(DIRECTIONS FOR THIS TASK) Make an exact copy of all the entries, with the pictures left out.

(STORED DATA)
▽
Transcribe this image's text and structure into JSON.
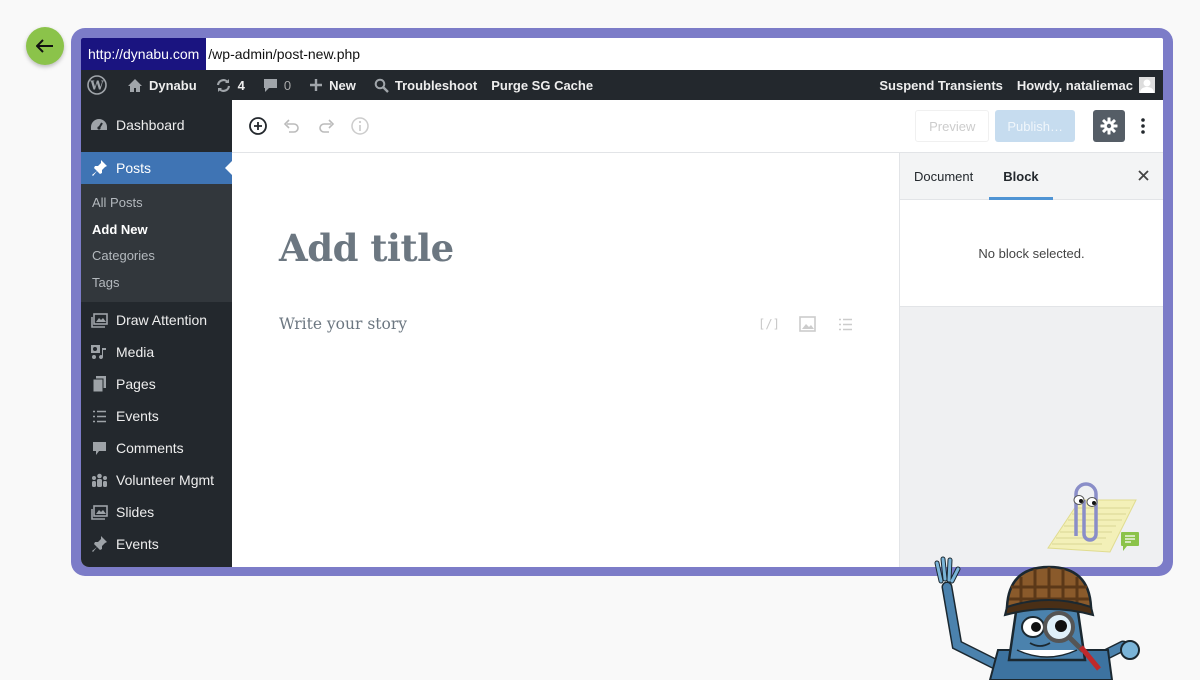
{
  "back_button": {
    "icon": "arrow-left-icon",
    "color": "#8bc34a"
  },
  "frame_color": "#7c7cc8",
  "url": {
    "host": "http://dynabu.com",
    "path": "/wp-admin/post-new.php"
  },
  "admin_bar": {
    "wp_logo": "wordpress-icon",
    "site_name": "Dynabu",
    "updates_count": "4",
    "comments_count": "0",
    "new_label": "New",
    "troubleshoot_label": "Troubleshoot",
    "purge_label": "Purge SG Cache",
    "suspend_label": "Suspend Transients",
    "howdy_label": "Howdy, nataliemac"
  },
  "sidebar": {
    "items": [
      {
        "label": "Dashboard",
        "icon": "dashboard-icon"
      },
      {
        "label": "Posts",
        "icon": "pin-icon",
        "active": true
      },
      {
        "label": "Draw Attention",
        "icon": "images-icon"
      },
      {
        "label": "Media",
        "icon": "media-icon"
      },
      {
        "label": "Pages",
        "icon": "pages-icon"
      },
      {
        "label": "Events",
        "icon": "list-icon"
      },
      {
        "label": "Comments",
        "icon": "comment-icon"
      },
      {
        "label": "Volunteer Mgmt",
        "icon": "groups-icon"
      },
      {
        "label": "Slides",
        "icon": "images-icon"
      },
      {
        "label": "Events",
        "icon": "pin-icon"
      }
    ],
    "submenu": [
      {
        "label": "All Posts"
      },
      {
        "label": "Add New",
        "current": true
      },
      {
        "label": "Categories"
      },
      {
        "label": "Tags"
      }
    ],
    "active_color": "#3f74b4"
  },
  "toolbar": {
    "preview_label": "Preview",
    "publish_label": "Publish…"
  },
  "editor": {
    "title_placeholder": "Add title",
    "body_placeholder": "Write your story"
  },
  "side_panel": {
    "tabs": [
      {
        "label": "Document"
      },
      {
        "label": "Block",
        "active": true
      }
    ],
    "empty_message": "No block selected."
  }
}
△
(TASK SOLUTION)
Transcribe this image's text and structure into JSON.
{
  "back_button": {
    "icon": "arrow-left-icon",
    "color": "#8bc34a"
  },
  "frame_color": "#7c7cc8",
  "url": {
    "host": "http://dynabu.com",
    "path": "/wp-admin/post-new.php"
  },
  "admin_bar": {
    "wp_logo": "wordpress-icon",
    "site_name": "Dynabu",
    "updates_count": "4",
    "comments_count": "0",
    "new_label": "New",
    "troubleshoot_label": "Troubleshoot",
    "purge_label": "Purge SG Cache",
    "suspend_label": "Suspend Transients",
    "howdy_label": "Howdy, nataliemac"
  },
  "sidebar": {
    "items": [
      {
        "label": "Dashboard",
        "icon": "dashboard-icon"
      },
      {
        "label": "Posts",
        "icon": "pin-icon",
        "active": true
      },
      {
        "label": "Draw Attention",
        "icon": "images-icon"
      },
      {
        "label": "Media",
        "icon": "media-icon"
      },
      {
        "label": "Pages",
        "icon": "pages-icon"
      },
      {
        "label": "Events",
        "icon": "list-icon"
      },
      {
        "label": "Comments",
        "icon": "comment-icon"
      },
      {
        "label": "Volunteer Mgmt",
        "icon": "groups-icon"
      },
      {
        "label": "Slides",
        "icon": "images-icon"
      },
      {
        "label": "Events",
        "icon": "pin-icon"
      }
    ],
    "submenu": [
      {
        "label": "All Posts"
      },
      {
        "label": "Add New",
        "current": true
      },
      {
        "label": "Categories"
      },
      {
        "label": "Tags"
      }
    ],
    "active_color": "#3f74b4"
  },
  "toolbar": {
    "preview_label": "Preview",
    "publish_label": "Publish…"
  },
  "editor": {
    "title_placeholder": "Add title",
    "body_placeholder": "Write your story"
  },
  "side_panel": {
    "tabs": [
      {
        "label": "Document"
      },
      {
        "label": "Block",
        "active": true
      }
    ],
    "empty_message": "No block selected."
  }
}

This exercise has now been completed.